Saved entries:
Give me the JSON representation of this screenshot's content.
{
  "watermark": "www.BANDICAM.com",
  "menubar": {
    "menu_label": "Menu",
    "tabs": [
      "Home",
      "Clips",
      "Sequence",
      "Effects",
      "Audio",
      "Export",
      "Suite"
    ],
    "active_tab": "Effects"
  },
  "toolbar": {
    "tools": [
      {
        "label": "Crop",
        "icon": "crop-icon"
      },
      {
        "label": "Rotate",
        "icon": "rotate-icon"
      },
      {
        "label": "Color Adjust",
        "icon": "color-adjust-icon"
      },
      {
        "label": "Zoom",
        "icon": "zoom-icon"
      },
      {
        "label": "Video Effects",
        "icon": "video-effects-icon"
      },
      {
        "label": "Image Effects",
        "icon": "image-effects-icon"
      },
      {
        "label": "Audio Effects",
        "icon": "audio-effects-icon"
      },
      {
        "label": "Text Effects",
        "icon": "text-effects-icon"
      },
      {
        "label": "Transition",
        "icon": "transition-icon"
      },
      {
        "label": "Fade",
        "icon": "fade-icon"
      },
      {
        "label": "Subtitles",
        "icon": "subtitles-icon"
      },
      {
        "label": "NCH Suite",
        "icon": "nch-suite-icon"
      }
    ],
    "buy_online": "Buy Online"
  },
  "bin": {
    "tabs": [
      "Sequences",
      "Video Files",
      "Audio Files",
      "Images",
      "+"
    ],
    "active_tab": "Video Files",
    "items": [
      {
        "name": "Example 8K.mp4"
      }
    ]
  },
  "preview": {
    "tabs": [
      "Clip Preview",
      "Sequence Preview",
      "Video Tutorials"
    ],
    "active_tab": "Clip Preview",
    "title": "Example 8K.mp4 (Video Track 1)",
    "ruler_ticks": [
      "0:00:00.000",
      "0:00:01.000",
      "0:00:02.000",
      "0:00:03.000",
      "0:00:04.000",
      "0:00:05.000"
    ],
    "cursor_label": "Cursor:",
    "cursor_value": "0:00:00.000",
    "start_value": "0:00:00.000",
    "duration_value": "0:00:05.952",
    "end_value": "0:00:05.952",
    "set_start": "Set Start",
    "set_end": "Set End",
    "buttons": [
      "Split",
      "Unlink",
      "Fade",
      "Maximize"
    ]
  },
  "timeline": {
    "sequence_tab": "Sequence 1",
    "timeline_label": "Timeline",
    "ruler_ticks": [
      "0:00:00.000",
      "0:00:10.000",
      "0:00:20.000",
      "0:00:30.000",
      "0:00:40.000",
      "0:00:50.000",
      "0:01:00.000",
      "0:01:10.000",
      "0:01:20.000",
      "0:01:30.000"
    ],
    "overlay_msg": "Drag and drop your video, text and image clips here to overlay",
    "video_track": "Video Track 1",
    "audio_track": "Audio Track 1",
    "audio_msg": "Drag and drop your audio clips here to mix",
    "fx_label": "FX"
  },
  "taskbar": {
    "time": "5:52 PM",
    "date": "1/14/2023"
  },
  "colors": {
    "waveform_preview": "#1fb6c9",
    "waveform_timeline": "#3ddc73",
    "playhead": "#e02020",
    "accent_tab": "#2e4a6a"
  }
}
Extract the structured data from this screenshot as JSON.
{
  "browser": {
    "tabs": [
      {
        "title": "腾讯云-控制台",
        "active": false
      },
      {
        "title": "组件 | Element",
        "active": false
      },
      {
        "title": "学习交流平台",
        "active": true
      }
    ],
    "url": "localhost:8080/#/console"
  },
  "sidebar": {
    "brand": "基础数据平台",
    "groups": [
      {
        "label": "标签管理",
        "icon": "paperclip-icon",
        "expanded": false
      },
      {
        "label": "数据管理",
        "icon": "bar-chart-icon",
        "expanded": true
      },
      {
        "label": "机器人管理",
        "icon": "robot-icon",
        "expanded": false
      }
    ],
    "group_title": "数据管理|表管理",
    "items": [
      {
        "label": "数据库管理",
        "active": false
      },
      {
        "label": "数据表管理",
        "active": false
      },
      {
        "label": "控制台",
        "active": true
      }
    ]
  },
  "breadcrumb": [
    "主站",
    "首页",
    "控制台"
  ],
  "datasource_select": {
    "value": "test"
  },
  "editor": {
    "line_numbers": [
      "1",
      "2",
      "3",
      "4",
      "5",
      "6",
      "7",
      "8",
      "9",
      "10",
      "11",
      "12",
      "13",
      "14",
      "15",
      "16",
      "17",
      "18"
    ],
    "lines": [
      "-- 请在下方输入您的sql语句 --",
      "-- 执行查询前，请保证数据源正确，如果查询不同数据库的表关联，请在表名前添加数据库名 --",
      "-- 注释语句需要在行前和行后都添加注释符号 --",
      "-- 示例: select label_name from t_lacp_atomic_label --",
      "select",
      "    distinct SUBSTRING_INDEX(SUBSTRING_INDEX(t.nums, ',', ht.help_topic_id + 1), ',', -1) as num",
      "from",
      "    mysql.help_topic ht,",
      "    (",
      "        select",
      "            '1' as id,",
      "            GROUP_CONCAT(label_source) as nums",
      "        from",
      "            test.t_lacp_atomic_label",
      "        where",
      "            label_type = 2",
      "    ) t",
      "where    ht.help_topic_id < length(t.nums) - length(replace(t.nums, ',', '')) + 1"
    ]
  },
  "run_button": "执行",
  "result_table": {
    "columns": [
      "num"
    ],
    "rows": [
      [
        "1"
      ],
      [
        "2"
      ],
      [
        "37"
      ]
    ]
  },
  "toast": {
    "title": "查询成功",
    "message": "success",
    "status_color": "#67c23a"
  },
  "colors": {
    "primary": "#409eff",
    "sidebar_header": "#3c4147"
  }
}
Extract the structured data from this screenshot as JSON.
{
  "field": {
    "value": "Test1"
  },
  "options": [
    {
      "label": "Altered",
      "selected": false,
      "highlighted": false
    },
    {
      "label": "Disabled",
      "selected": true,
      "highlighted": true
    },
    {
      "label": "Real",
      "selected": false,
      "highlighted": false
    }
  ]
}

[Instructions to follow]:
Write the data out again in full and exactly.

[Reply to the task]:
Give me the JSON representation of this screenshot's content.
{
  "watermark": "www.BANDICAM.com",
  "menubar": {
    "menu_label": "Menu",
    "tabs": [
      "Home",
      "Clips",
      "Sequence",
      "Effects",
      "Audio",
      "Export",
      "Suite"
    ],
    "active_tab": "Effects"
  },
  "toolbar": {
    "tools": [
      {
        "label": "Crop",
        "icon": "crop-icon"
      },
      {
        "label": "Rotate",
        "icon": "rotate-icon"
      },
      {
        "label": "Color Adjust",
        "icon": "color-adjust-icon"
      },
      {
        "label": "Zoom",
        "icon": "zoom-icon"
      },
      {
        "label": "Video Effects",
        "icon": "video-effects-icon"
      },
      {
        "label": "Image Effects",
        "icon": "image-effects-icon"
      },
      {
        "label": "Audio Effects",
        "icon": "audio-effects-icon"
      },
      {
        "label": "Text Effects",
        "icon": "text-effects-icon"
      },
      {
        "label": "Transition",
        "icon": "transition-icon"
      },
      {
        "label": "Fade",
        "icon": "fade-icon"
      },
      {
        "label": "Subtitles",
        "icon": "subtitles-icon"
      },
      {
        "label": "NCH Suite",
        "icon": "nch-suite-icon"
      }
    ],
    "buy_online": "Buy Online"
  },
  "bin": {
    "tabs": [
      "Sequences",
      "Video Files",
      "Audio Files",
      "Images",
      "+"
    ],
    "active_tab": "Video Files",
    "items": [
      {
        "name": "Example 8K.mp4"
      }
    ]
  },
  "preview": {
    "tabs": [
      "Clip Preview",
      "Sequence Preview",
      "Video Tutorials"
    ],
    "active_tab": "Clip Preview",
    "title": "Example 8K.mp4 (Video Track 1)",
    "ruler_ticks": [
      "0:00:00.000",
      "0:00:01.000",
      "0:00:02.000",
      "0:00:03.000",
      "0:00:04.000",
      "0:00:05.000"
    ],
    "cursor_label": "Cursor:",
    "cursor_value": "0:00:00.000",
    "start_value": "0:00:00.000",
    "duration_value": "0:00:05.952",
    "end_value": "0:00:05.952",
    "set_start": "Set Start",
    "set_end": "Set End",
    "buttons": [
      "Split",
      "Unlink",
      "Fade",
      "Maximize"
    ]
  },
  "timeline": {
    "sequence_tab": "Sequence 1",
    "timeline_label": "Timeline",
    "ruler_ticks": [
      "0:00:00.000",
      "0:00:10.000",
      "0:00:20.000",
      "0:00:30.000",
      "0:00:40.000",
      "0:00:50.000",
      "0:01:00.000",
      "0:01:10.000",
      "0:01:20.000",
      "0:01:30.000"
    ],
    "overlay_msg": "Drag and drop your video, text and image clips here to overlay",
    "video_track": "Video Track 1",
    "audio_track": "Audio Track 1",
    "audio_msg": "Drag and drop your audio clips here to mix",
    "fx_label": "FX"
  },
  "taskbar": {
    "time": "5:52 PM",
    "date": "1/14/2023"
  },
  "colors": {
    "waveform_preview": "#1fb6c9",
    "waveform_timeline": "#3ddc73",
    "playhead": "#e02020",
    "accent_tab": "#2e4a6a"
  }
}
Extract the structured data from this screenshot as JSON.
{
  "browser": {
    "tabs": [
      {
        "title": "腾讯云-控制台",
        "active": false
      },
      {
        "title": "组件 | Element",
        "active": false
      },
      {
        "title": "学习交流平台",
        "active": true
      }
    ],
    "url": "localhost:8080/#/console"
  },
  "sidebar": {
    "brand": "基础数据平台",
    "groups": [
      {
        "label": "标签管理",
        "icon": "paperclip-icon",
        "expanded": false
      },
      {
        "label": "数据管理",
        "icon": "bar-chart-icon",
        "expanded": true
      },
      {
        "label": "机器人管理",
        "icon": "robot-icon",
        "expanded": false
      }
    ],
    "group_title": "数据管理|表管理",
    "items": [
      {
        "label": "数据库管理",
        "active": false
      },
      {
        "label": "数据表管理",
        "active": false
      },
      {
        "label": "控制台",
        "active": true
      }
    ]
  },
  "breadcrumb": [
    "主站",
    "首页",
    "控制台"
  ],
  "datasource_select": {
    "value": "test"
  },
  "editor": {
    "line_numbers": [
      "1",
      "2",
      "3",
      "4",
      "5",
      "6",
      "7",
      "8",
      "9",
      "10",
      "11",
      "12",
      "13",
      "14",
      "15",
      "16",
      "17",
      "18"
    ],
    "lines": [
      "-- 请在下方输入您的sql语句 --",
      "-- 执行查询前，请保证数据源正确，如果查询不同数据库的表关联，请在表名前添加数据库名 --",
      "-- 注释语句需要在行前和行后都添加注释符号 --",
      "-- 示例: select label_name from t_lacp_atomic_label --",
      "select",
      "    distinct SUBSTRING_INDEX(SUBSTRING_INDEX(t.nums, ',', ht.help_topic_id + 1), ',', -1) as num",
      "from",
      "    mysql.help_topic ht,",
      "    (",
      "        select",
      "            '1' as id,",
      "            GROUP_CONCAT(label_source) as nums",
      "        from",
      "            test.t_lacp_atomic_label",
      "        where",
      "            label_type = 2",
      "    ) t",
      "where    ht.help_topic_id < length(t.nums) - length(replace(t.nums, ',', '')) + 1"
    ]
  },
  "run_button": "执行",
  "result_table": {
    "columns": [
      "num"
    ],
    "rows": [
      [
        "1"
      ],
      [
        "2"
      ],
      [
        "37"
      ]
    ]
  },
  "toast": {
    "title": "查询成功",
    "message": "success",
    "status_color": "#67c23a"
  },
  "colors": {
    "primary": "#409eff",
    "sidebar_header": "#3c4147"
  }
}
Extract the structured data from this screenshot as JSON.
{
  "field": {
    "value": "Test1"
  },
  "options": [
    {
      "label": "Altered",
      "selected": false,
      "highlighted": false
    },
    {
      "label": "Disabled",
      "selected": true,
      "highlighted": true
    },
    {
      "label": "Real",
      "selected": false,
      "highlighted": false
    }
  ]
}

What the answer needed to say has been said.